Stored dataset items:
══════

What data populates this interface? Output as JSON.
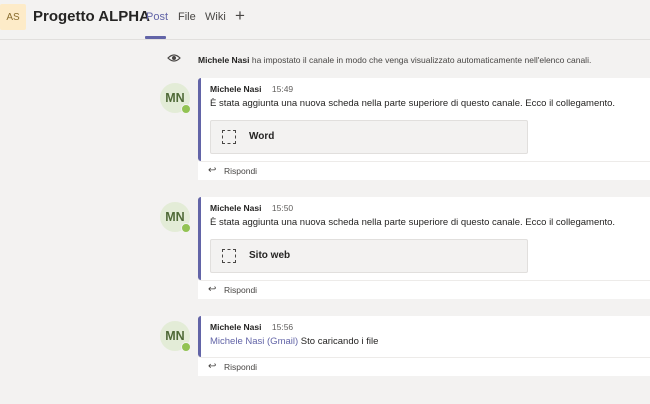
{
  "header": {
    "team_initials": "AS",
    "channel_name": "Progetto ALPHA",
    "tabs": [
      {
        "label": "Post"
      },
      {
        "label": "File"
      },
      {
        "label": "Wiki"
      }
    ],
    "add_tab_symbol": "+"
  },
  "system_message": {
    "icon": "eye-icon",
    "author": "Michele Nasi",
    "text": " ha impostato il canale in modo che venga visualizzato automaticamente nell'elenco canali."
  },
  "messages": [
    {
      "initials": "MN",
      "author": "Michele Nasi",
      "time": "15:49",
      "text": "È stata aggiunta una nuova scheda nella parte superiore di questo canale. Ecco il collegamento.",
      "attachment": "Word",
      "reply_label": "Rispondi"
    },
    {
      "initials": "MN",
      "author": "Michele Nasi",
      "time": "15:50",
      "text": "È stata aggiunta una nuova scheda nella parte superiore di questo canale. Ecco il collegamento.",
      "attachment": "Sito web",
      "reply_label": "Rispondi"
    },
    {
      "initials": "MN",
      "author": "Michele Nasi",
      "time": "15:56",
      "mention": "Michele Nasi (Gmail)",
      "text": " Sto caricando i file",
      "reply_label": "Rispondi"
    }
  ],
  "colors": {
    "accent": "#6264a7",
    "presence_available": "#92c353",
    "background": "#f3f2f1"
  }
}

══════

### Work to be completed
The records above need to be given again exactly. Omit the pictures.

### Full response
What data populates this interface? Output as JSON.
{
  "header": {
    "team_initials": "AS",
    "channel_name": "Progetto ALPHA",
    "tabs": [
      {
        "label": "Post"
      },
      {
        "label": "File"
      },
      {
        "label": "Wiki"
      }
    ],
    "add_tab_symbol": "+"
  },
  "system_message": {
    "icon": "eye-icon",
    "author": "Michele Nasi",
    "text": " ha impostato il canale in modo che venga visualizzato automaticamente nell'elenco canali."
  },
  "messages": [
    {
      "initials": "MN",
      "author": "Michele Nasi",
      "time": "15:49",
      "text": "È stata aggiunta una nuova scheda nella parte superiore di questo canale. Ecco il collegamento.",
      "attachment": "Word",
      "reply_label": "Rispondi"
    },
    {
      "initials": "MN",
      "author": "Michele Nasi",
      "time": "15:50",
      "text": "È stata aggiunta una nuova scheda nella parte superiore di questo canale. Ecco il collegamento.",
      "attachment": "Sito web",
      "reply_label": "Rispondi"
    },
    {
      "initials": "MN",
      "author": "Michele Nasi",
      "time": "15:56",
      "mention": "Michele Nasi (Gmail)",
      "text": " Sto caricando i file",
      "reply_label": "Rispondi"
    }
  ],
  "colors": {
    "accent": "#6264a7",
    "presence_available": "#92c353",
    "background": "#f3f2f1"
  }
}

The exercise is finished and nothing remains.